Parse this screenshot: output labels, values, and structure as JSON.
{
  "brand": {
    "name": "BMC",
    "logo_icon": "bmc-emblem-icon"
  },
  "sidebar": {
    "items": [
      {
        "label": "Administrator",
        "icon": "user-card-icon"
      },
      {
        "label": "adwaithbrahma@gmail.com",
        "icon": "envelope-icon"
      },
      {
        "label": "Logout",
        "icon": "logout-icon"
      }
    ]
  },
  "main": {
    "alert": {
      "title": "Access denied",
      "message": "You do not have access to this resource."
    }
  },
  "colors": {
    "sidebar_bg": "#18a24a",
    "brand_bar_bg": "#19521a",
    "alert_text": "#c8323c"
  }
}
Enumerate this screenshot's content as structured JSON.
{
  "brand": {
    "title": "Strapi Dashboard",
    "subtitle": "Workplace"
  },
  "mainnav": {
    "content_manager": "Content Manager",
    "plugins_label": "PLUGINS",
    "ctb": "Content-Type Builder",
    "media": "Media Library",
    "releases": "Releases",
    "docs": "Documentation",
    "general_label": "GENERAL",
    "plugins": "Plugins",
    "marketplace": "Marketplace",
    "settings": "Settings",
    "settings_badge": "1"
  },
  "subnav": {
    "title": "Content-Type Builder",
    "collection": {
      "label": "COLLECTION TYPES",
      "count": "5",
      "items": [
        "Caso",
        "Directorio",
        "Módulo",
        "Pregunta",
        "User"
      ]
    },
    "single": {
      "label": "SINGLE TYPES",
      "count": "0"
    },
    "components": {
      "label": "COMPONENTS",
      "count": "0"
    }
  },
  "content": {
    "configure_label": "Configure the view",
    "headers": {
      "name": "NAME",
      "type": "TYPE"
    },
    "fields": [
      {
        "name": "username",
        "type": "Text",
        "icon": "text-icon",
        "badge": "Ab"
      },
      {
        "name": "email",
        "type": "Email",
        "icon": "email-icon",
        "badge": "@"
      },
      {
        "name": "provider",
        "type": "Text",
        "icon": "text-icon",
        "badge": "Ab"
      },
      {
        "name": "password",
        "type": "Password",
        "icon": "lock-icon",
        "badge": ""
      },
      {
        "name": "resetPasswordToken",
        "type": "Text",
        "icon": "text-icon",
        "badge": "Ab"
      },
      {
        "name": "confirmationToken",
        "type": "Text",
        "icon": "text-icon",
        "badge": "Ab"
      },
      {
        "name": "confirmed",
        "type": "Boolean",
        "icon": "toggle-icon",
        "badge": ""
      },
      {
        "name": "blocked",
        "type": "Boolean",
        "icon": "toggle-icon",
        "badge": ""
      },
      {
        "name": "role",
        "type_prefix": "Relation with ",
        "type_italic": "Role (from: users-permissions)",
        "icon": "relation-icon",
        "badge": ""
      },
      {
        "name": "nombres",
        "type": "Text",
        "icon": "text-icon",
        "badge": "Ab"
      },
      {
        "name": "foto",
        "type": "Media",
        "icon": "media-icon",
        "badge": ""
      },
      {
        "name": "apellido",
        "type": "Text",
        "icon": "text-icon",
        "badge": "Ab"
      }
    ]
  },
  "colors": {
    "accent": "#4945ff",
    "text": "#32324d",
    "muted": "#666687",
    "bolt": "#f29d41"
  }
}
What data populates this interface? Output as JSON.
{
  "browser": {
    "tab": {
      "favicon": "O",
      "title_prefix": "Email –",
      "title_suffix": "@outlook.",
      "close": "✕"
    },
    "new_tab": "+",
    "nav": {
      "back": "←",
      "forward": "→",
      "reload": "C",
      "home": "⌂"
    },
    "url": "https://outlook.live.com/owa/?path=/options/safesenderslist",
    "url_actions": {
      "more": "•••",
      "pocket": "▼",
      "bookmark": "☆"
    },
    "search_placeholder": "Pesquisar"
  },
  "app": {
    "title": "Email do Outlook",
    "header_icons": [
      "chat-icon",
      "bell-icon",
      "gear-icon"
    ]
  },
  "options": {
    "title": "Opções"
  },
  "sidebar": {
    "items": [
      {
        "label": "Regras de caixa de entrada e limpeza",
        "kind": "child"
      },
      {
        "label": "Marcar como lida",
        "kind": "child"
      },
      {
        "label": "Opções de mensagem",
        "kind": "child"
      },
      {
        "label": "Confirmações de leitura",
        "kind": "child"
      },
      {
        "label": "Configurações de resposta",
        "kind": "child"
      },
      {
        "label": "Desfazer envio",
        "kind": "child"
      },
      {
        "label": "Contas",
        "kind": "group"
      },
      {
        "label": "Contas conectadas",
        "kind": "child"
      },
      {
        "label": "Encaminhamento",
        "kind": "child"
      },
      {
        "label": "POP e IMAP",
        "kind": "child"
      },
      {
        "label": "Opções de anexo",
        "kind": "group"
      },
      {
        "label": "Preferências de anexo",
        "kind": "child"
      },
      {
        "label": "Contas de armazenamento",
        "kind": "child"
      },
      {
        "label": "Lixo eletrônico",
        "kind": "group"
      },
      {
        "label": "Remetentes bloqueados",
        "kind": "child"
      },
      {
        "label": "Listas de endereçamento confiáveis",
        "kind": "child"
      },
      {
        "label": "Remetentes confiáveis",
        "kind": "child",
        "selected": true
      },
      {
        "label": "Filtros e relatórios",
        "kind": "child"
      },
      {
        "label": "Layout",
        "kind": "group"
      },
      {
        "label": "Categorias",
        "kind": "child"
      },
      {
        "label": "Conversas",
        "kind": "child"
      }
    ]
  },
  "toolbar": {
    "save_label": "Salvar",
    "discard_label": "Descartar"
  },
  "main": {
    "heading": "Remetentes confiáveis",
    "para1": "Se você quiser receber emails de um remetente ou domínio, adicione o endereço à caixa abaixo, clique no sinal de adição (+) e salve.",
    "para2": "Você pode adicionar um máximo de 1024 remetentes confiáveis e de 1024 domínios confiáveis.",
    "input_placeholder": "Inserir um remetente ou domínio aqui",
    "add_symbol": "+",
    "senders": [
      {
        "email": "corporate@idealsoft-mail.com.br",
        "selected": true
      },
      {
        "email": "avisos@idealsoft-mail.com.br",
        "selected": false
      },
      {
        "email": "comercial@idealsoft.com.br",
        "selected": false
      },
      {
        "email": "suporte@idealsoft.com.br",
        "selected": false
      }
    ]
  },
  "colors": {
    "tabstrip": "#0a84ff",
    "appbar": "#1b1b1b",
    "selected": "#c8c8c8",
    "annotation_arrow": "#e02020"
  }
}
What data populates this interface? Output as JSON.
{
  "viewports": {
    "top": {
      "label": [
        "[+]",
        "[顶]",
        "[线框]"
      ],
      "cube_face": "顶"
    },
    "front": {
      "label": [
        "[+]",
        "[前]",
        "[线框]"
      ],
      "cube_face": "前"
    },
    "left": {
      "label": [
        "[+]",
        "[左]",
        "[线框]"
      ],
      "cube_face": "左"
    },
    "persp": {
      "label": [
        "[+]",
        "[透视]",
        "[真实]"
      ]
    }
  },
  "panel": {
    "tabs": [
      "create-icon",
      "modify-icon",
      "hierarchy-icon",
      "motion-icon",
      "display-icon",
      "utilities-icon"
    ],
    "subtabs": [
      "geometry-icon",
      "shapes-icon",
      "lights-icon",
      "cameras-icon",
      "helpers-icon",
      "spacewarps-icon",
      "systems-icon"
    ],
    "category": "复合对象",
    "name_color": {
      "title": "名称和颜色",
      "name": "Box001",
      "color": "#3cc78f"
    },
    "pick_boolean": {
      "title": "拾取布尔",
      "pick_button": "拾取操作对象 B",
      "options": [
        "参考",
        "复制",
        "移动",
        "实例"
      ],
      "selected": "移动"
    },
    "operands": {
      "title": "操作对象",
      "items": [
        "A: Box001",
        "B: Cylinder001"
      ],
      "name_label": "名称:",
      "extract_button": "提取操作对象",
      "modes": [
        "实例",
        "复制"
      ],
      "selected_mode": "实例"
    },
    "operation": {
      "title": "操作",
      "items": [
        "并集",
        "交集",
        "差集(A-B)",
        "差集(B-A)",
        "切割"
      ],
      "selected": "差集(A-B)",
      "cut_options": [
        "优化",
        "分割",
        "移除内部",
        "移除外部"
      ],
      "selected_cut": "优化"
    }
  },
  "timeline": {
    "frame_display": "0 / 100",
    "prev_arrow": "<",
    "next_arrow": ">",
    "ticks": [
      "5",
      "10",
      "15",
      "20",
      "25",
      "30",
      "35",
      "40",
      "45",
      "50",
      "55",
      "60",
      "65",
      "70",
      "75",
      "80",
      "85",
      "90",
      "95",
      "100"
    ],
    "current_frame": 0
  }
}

● **WHAT TO WORK ON**
Return all lines containing "Contas".

● **EXPECTED ANSWER**
        "label": "Contas",
        "label": "Contas conectadas",
        "label": "Contas de armazenamento",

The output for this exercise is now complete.